### DO THIS
Write out each entry again. Keep every word exactly as it is.

### EXERCISE INPUTS
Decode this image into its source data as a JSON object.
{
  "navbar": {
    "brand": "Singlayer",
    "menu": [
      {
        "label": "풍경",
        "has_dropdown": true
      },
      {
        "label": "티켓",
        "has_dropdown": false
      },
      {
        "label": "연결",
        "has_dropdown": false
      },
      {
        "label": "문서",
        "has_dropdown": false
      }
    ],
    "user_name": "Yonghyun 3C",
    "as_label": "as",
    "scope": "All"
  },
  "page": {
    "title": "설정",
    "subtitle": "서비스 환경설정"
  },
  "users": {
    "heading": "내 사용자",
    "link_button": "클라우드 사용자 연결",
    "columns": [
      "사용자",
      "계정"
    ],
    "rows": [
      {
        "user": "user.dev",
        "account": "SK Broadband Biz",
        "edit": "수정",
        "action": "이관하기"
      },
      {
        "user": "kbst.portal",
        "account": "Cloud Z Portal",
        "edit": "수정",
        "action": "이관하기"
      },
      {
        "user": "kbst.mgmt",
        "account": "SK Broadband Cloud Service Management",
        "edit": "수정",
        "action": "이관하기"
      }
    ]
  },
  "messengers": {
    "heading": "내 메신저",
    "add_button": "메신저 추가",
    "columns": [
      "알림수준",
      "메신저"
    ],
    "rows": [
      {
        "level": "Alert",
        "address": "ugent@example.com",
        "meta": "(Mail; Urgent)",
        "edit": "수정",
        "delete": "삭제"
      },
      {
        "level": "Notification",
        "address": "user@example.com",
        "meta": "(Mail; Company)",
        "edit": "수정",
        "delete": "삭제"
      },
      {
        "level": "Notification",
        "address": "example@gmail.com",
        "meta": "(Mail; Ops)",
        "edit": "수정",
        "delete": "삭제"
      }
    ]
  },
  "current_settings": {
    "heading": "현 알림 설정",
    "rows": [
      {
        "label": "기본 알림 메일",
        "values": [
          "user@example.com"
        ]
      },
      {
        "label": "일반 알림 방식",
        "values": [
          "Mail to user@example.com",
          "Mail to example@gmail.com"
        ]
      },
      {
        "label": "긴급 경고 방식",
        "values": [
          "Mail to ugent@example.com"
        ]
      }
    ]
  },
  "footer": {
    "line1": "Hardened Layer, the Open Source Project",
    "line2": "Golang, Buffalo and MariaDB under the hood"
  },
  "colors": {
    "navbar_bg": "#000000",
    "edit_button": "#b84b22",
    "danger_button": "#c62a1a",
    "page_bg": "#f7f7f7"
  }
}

### ANSWER TO THIS EXERCISE
Decode this image into its source data as a JSON object.
{
  "navbar": {
    "brand": "Singlayer",
    "menu": [
      {
        "label": "풍경",
        "has_dropdown": true
      },
      {
        "label": "티켓",
        "has_dropdown": false
      },
      {
        "label": "연결",
        "has_dropdown": false
      },
      {
        "label": "문서",
        "has_dropdown": false
      }
    ],
    "user_name": "Yonghyun 3C",
    "as_label": "as",
    "scope": "All"
  },
  "page": {
    "title": "설정",
    "subtitle": "서비스 환경설정"
  },
  "users": {
    "heading": "내 사용자",
    "link_button": "클라우드 사용자 연결",
    "columns": [
      "사용자",
      "계정"
    ],
    "rows": [
      {
        "user": "user.dev",
        "account": "SK Broadband Biz",
        "edit": "수정",
        "action": "이관하기"
      },
      {
        "user": "kbst.portal",
        "account": "Cloud Z Portal",
        "edit": "수정",
        "action": "이관하기"
      },
      {
        "user": "kbst.mgmt",
        "account": "SK Broadband Cloud Service Management",
        "edit": "수정",
        "action": "이관하기"
      }
    ]
  },
  "messengers": {
    "heading": "내 메신저",
    "add_button": "메신저 추가",
    "columns": [
      "알림수준",
      "메신저"
    ],
    "rows": [
      {
        "level": "Alert",
        "address": "ugent@example.com",
        "meta": "(Mail; Urgent)",
        "edit": "수정",
        "delete": "삭제"
      },
      {
        "level": "Notification",
        "address": "user@example.com",
        "meta": "(Mail; Company)",
        "edit": "수정",
        "delete": "삭제"
      },
      {
        "level": "Notification",
        "address": "example@gmail.com",
        "meta": "(Mail; Ops)",
        "edit": "수정",
        "delete": "삭제"
      }
    ]
  },
  "current_settings": {
    "heading": "현 알림 설정",
    "rows": [
      {
        "label": "기본 알림 메일",
        "values": [
          "user@example.com"
        ]
      },
      {
        "label": "일반 알림 방식",
        "values": [
          "Mail to user@example.com",
          "Mail to example@gmail.com"
        ]
      },
      {
        "label": "긴급 경고 방식",
        "values": [
          "Mail to ugent@example.com"
        ]
      }
    ]
  },
  "footer": {
    "line1": "Hardened Layer, the Open Source Project",
    "line2": "Golang, Buffalo and MariaDB under the hood"
  },
  "colors": {
    "navbar_bg": "#000000",
    "edit_button": "#b84b22",
    "danger_button": "#c62a1a",
    "page_bg": "#f7f7f7"
  }
}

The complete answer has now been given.